◆ **Directive**
Reproduce the listing word for word, leaving every picture behind.

## start Material provided

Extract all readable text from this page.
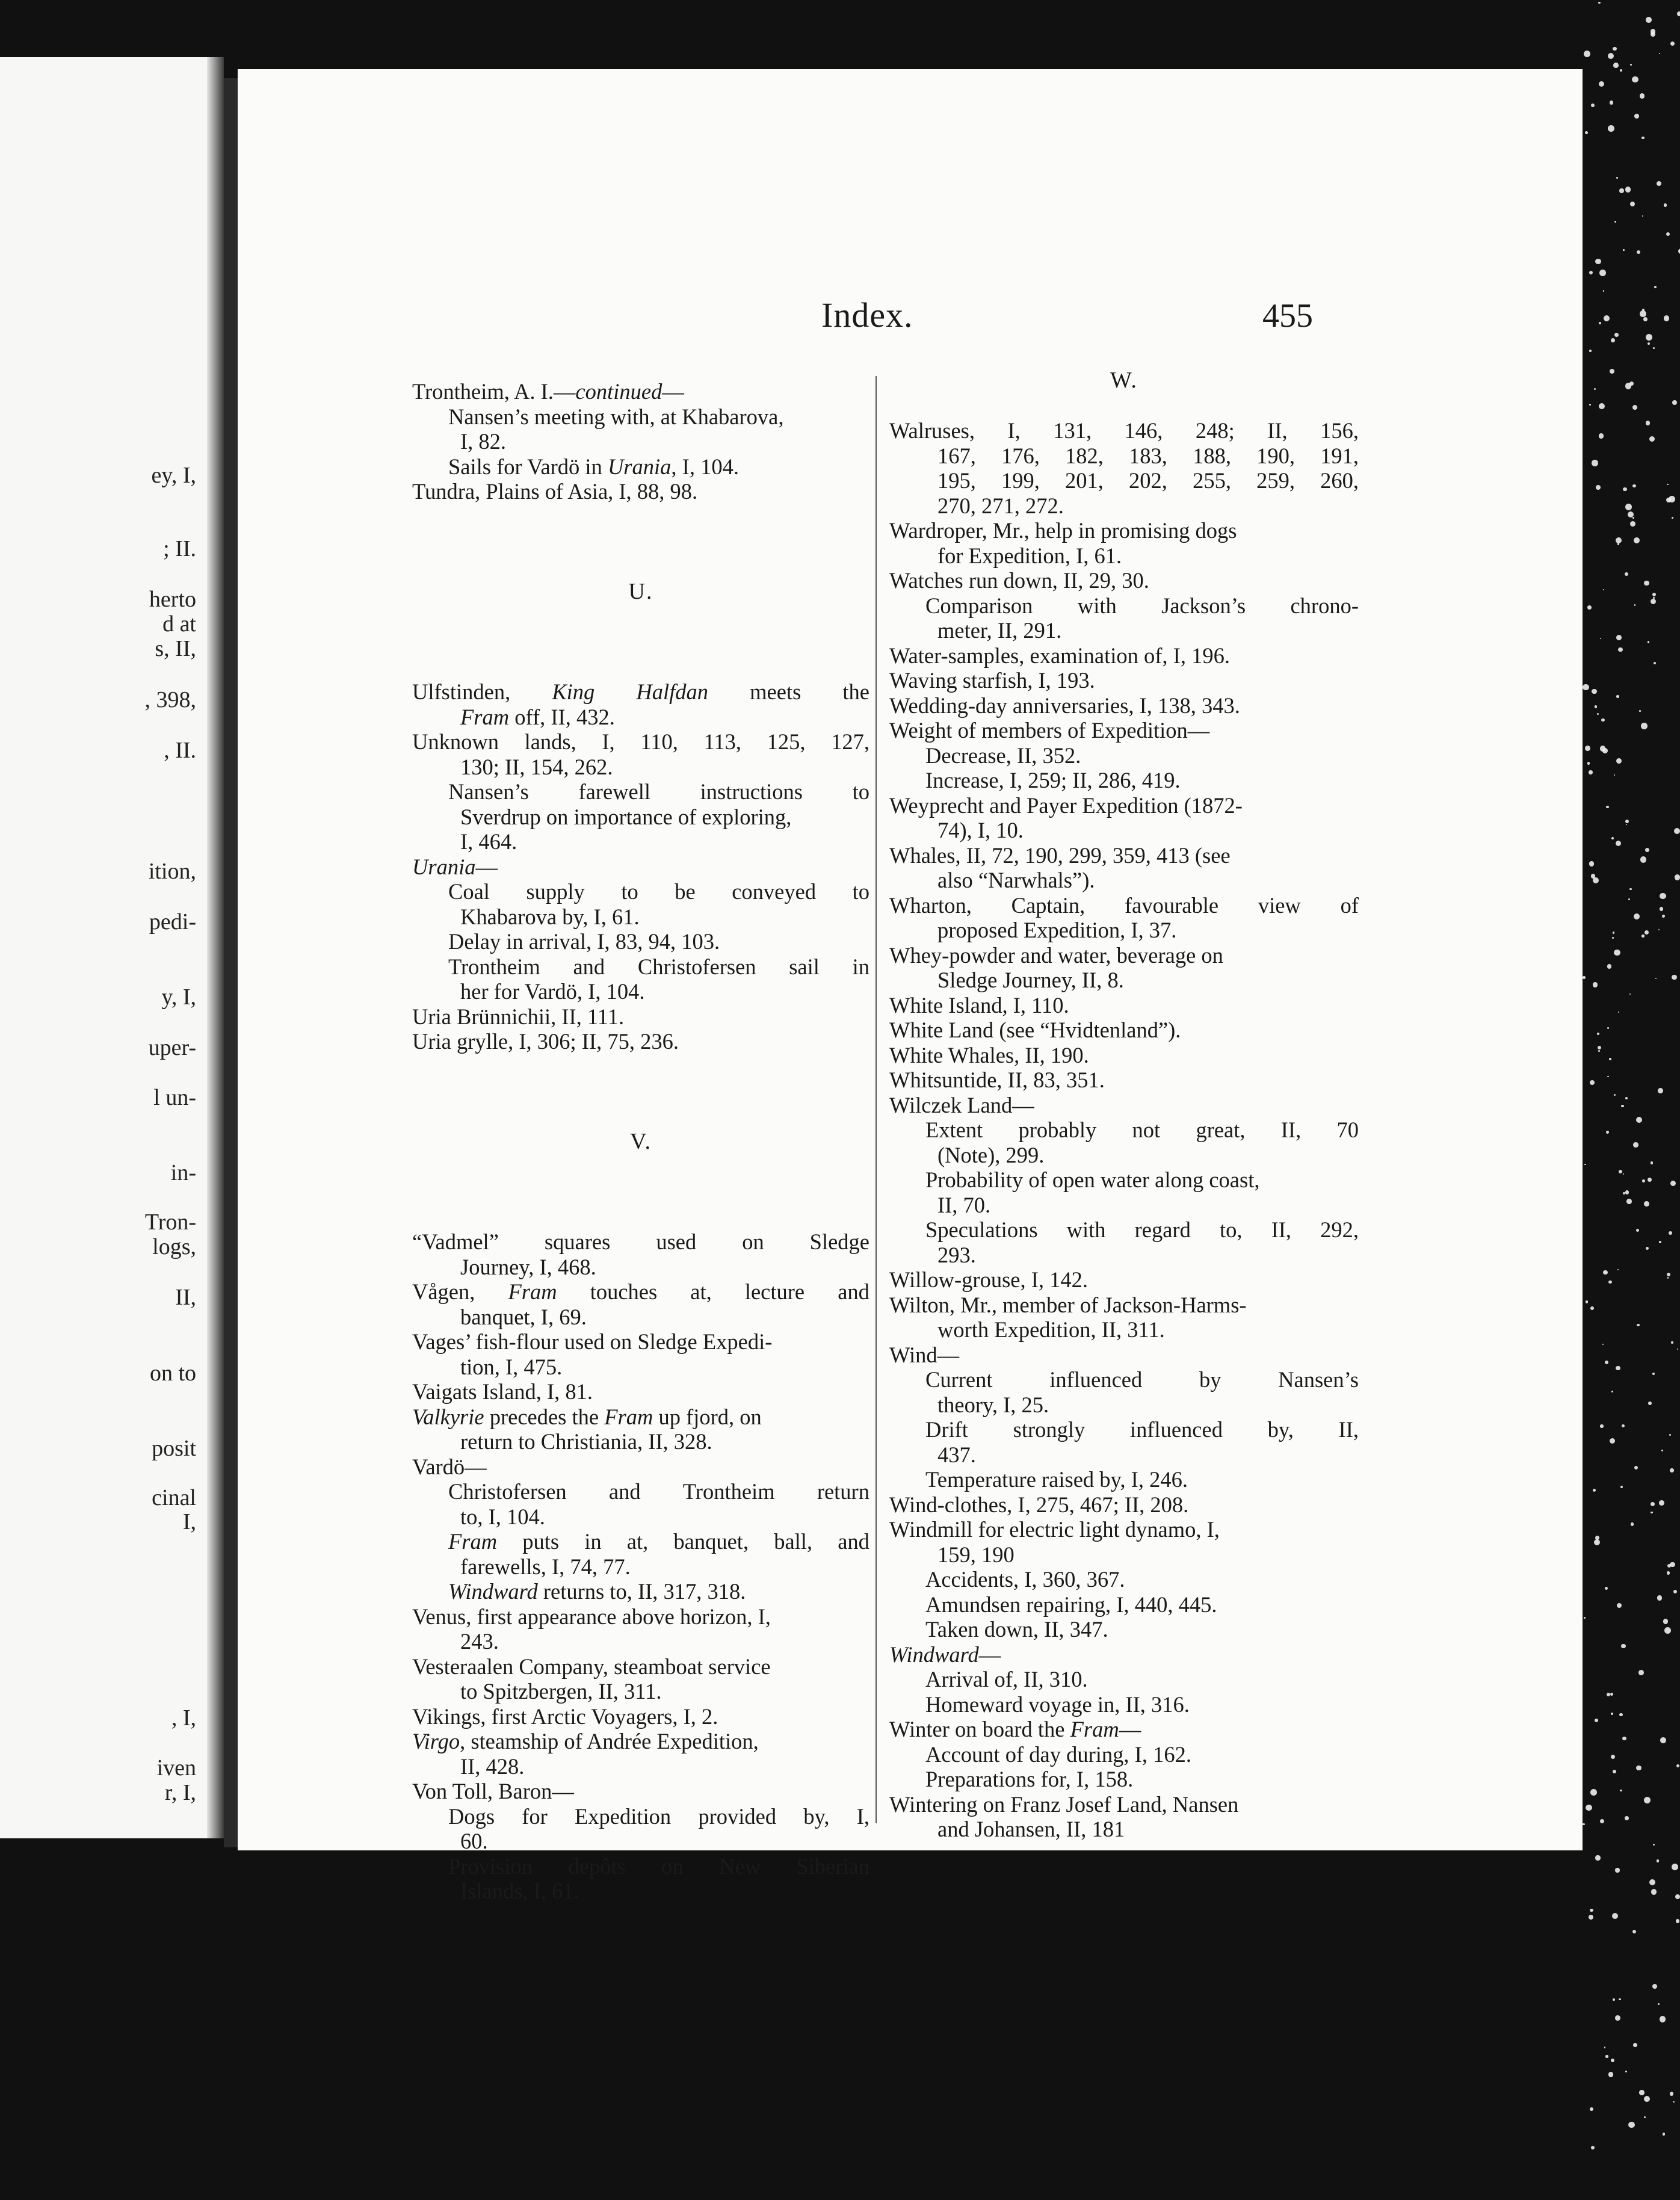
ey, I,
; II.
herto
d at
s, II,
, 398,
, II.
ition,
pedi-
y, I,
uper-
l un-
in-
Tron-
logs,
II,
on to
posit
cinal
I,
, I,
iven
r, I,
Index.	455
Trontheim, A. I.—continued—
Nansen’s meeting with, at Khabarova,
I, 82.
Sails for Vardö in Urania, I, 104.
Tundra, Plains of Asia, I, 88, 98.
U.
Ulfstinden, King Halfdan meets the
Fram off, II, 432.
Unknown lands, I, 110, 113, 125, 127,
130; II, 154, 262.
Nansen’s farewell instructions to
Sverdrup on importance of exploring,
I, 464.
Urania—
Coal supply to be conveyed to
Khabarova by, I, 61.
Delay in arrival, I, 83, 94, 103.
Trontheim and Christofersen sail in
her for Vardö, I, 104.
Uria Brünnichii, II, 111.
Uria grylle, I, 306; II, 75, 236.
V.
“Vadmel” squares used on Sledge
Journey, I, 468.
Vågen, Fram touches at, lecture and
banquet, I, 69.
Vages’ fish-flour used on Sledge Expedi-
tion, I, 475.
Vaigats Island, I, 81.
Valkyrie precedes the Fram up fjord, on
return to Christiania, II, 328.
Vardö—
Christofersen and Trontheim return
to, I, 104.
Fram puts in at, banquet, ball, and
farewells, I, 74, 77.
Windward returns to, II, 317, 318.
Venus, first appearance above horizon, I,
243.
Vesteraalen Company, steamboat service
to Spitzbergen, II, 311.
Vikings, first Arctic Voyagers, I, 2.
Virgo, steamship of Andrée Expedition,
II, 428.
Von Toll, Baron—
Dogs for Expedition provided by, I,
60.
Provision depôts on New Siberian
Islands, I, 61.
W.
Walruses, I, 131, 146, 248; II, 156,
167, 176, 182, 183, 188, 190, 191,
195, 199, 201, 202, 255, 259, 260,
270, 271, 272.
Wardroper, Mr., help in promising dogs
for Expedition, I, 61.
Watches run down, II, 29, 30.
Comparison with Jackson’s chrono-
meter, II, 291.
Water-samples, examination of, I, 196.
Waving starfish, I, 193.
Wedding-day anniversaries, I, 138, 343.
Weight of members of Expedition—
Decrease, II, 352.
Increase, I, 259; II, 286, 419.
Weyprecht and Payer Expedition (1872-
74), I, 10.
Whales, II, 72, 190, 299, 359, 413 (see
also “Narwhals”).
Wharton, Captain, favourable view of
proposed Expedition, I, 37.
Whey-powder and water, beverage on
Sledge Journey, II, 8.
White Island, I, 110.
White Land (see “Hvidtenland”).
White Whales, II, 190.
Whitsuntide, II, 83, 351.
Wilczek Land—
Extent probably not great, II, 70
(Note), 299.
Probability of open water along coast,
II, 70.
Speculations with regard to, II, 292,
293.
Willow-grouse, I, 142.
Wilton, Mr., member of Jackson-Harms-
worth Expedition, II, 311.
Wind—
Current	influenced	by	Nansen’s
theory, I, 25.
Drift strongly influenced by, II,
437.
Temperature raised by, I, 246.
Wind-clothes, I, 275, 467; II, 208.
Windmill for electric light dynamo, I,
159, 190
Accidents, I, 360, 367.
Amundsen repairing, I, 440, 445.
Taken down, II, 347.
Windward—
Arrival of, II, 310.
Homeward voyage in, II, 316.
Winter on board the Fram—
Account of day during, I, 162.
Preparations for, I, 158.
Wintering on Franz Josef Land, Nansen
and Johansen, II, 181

## end Material provided

◆ **Answer**
Extract all readable text from this page.
ey, I,
; II.
herto
d at
s, II,
, 398,
, II.
ition,
pedi-
y, I,
uper-
l un-
in-
Tron-
logs,
II,
on to
posit
cinal
I,
, I,
iven
r, I,
Index.	455
Trontheim, A. I.—continued—
Nansen’s meeting with, at Khabarova,
I, 82.
Sails for Vardö in Urania, I, 104.
Tundra, Plains of Asia, I, 88, 98.
U.
Ulfstinden, King Halfdan meets the
Fram off, II, 432.
Unknown lands, I, 110, 113, 125, 127,
130; II, 154, 262.
Nansen’s farewell instructions to
Sverdrup on importance of exploring,
I, 464.
Urania—
Coal supply to be conveyed to
Khabarova by, I, 61.
Delay in arrival, I, 83, 94, 103.
Trontheim and Christofersen sail in
her for Vardö, I, 104.
Uria Brünnichii, II, 111.
Uria grylle, I, 306; II, 75, 236.
V.
“Vadmel” squares used on Sledge
Journey, I, 468.
Vågen, Fram touches at, lecture and
banquet, I, 69.
Vages’ fish-flour used on Sledge Expedi-
tion, I, 475.
Vaigats Island, I, 81.
Valkyrie precedes the Fram up fjord, on
return to Christiania, II, 328.
Vardö—
Christofersen and Trontheim return
to, I, 104.
Fram puts in at, banquet, ball, and
farewells, I, 74, 77.
Windward returns to, II, 317, 318.
Venus, first appearance above horizon, I,
243.
Vesteraalen Company, steamboat service
to Spitzbergen, II, 311.
Vikings, first Arctic Voyagers, I, 2.
Virgo, steamship of Andrée Expedition,
II, 428.
Von Toll, Baron—
Dogs for Expedition provided by, I,
60.
Provision depôts on New Siberian
Islands, I, 61.
W.
Walruses, I, 131, 146, 248; II, 156,
167, 176, 182, 183, 188, 190, 191,
195, 199, 201, 202, 255, 259, 260,
270, 271, 272.
Wardroper, Mr., help in promising dogs
for Expedition, I, 61.
Watches run down, II, 29, 30.
Comparison with Jackson’s chrono-
meter, II, 291.
Water-samples, examination of, I, 196.
Waving starfish, I, 193.
Wedding-day anniversaries, I, 138, 343.
Weight of members of Expedition—
Decrease, II, 352.
Increase, I, 259; II, 286, 419.
Weyprecht and Payer Expedition (1872-
74), I, 10.
Whales, II, 72, 190, 299, 359, 413 (see
also “Narwhals”).
Wharton, Captain, favourable view of
proposed Expedition, I, 37.
Whey-powder and water, beverage on
Sledge Journey, II, 8.
White Island, I, 110.
White Land (see “Hvidtenland”).
White Whales, II, 190.
Whitsuntide, II, 83, 351.
Wilczek Land—
Extent probably not great, II, 70
(Note), 299.
Probability of open water along coast,
II, 70.
Speculations with regard to, II, 292,
293.
Willow-grouse, I, 142.
Wilton, Mr., member of Jackson-Harms-
worth Expedition, II, 311.
Wind—
Current	influenced	by	Nansen’s
theory, I, 25.
Drift strongly influenced by, II,
437.
Temperature raised by, I, 246.
Wind-clothes, I, 275, 467; II, 208.
Windmill for electric light dynamo, I,
159, 190
Accidents, I, 360, 367.
Amundsen repairing, I, 440, 445.
Taken down, II, 347.
Windward—
Arrival of, II, 310.
Homeward voyage in, II, 316.
Winter on board the Fram—
Account of day during, I, 162.
Preparations for, I, 158.
Wintering on Franz Josef Land, Nansen
and Johansen, II, 181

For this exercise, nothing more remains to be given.